Keep the pictures out of the copy and repeat the records exactly.
---- Listed records
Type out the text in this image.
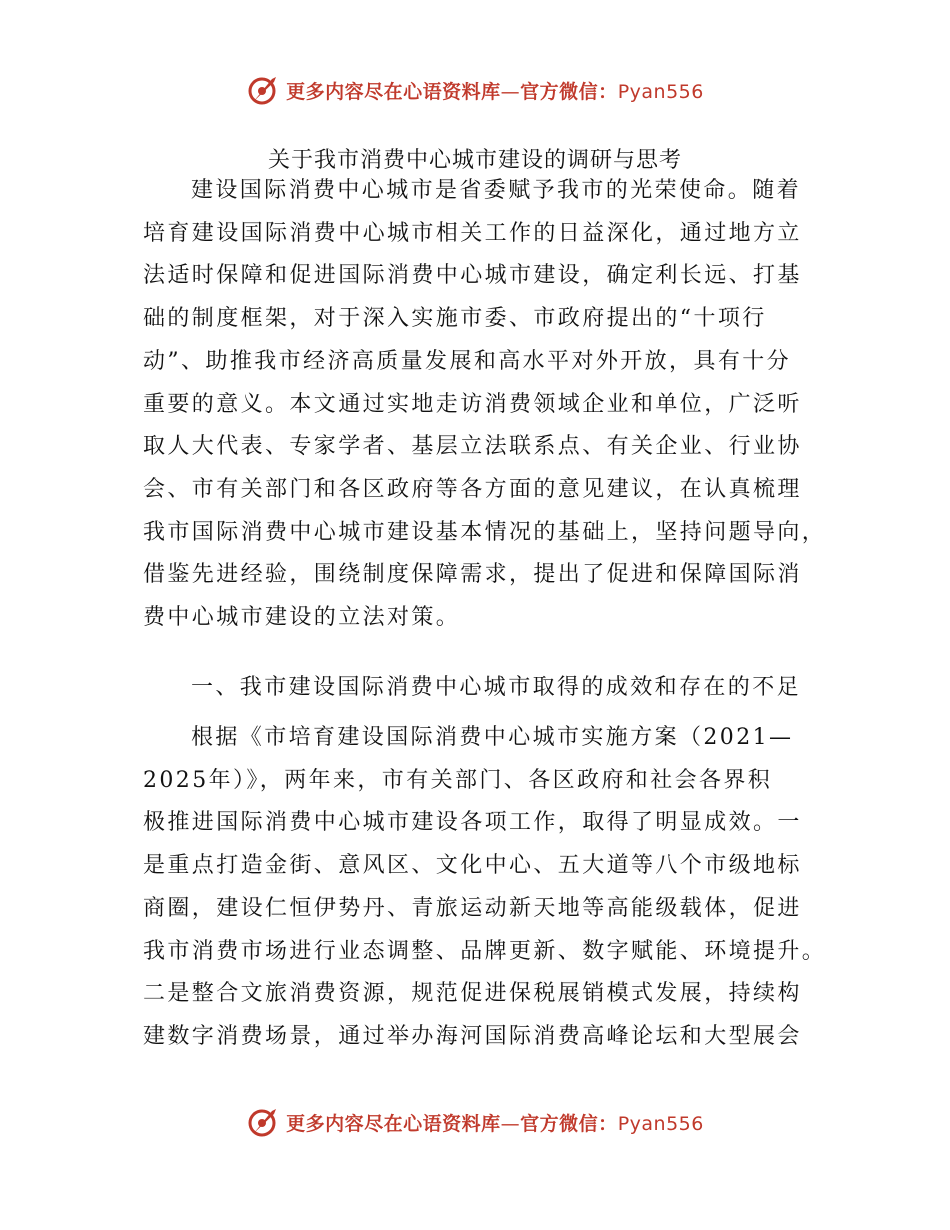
更多内容尽在心语资料库—官方微信：Pyan556
关于我市消费中心城市建设的调研与思考
建设国际消费中心城市是省委赋予我市的光荣使命。随着
培育建设国际消费中心城市相关工作的日益深化，通过地方立
法适时保障和促进国际消费中心城市建设，确定利长远、打基
础的制度框架，对于深入实施市委、市政府提出的“十项行
动”、助推我市经济高质量发展和高水平对外开放，具有十分
重要的意义。本文通过实地走访消费领域企业和单位，广泛听
取人大代表、专家学者、基层立法联系点、有关企业、行业协
会、市有关部门和各区政府等各方面的意见建议，在认真梳理
我市国际消费中心城市建设基本情况的基础上，坚持问题导向，
借鉴先进经验，围绕制度保障需求，提出了促进和保障国际消
费中心城市建设的立法对策。
一、我市建设国际消费中心城市取得的成效和存在的不足
根据《市培育建设国际消费中心城市实施方案（2021—
2025年）》，两年来，市有关部门、各区政府和社会各界积
极推进国际消费中心城市建设各项工作，取得了明显成效。一
是重点打造金街、意风区、文化中心、五大道等八个市级地标
商圈，建设仁恒伊势丹、青旅运动新天地等高能级载体，促进
我市消费市场进行业态调整、品牌更新、数字赋能、环境提升。
二是整合文旅消费资源，规范促进保税展销模式发展，持续构
建数字消费场景，通过举办海河国际消费高峰论坛和大型展会
更多内容尽在心语资料库—官方微信：Pyan556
--------
▸ Solution for this problem
Type out the text in this image.
更多内容尽在心语资料库—官方微信：Pyan556
关于我市消费中心城市建设的调研与思考
建设国际消费中心城市是省委赋予我市的光荣使命。随着
培育建设国际消费中心城市相关工作的日益深化，通过地方立
法适时保障和促进国际消费中心城市建设，确定利长远、打基
础的制度框架，对于深入实施市委、市政府提出的“十项行
动”、助推我市经济高质量发展和高水平对外开放，具有十分
重要的意义。本文通过实地走访消费领域企业和单位，广泛听
取人大代表、专家学者、基层立法联系点、有关企业、行业协
会、市有关部门和各区政府等各方面的意见建议，在认真梳理
我市国际消费中心城市建设基本情况的基础上，坚持问题导向，
借鉴先进经验，围绕制度保障需求，提出了促进和保障国际消
费中心城市建设的立法对策。
一、我市建设国际消费中心城市取得的成效和存在的不足
根据《市培育建设国际消费中心城市实施方案（2021—
2025年）》，两年来，市有关部门、各区政府和社会各界积
极推进国际消费中心城市建设各项工作，取得了明显成效。一
是重点打造金街、意风区、文化中心、五大道等八个市级地标
商圈，建设仁恒伊势丹、青旅运动新天地等高能级载体，促进
我市消费市场进行业态调整、品牌更新、数字赋能、环境提升。
二是整合文旅消费资源，规范促进保税展销模式发展，持续构
建数字消费场景，通过举办海河国际消费高峰论坛和大型展会
更多内容尽在心语资料库—官方微信：Pyan556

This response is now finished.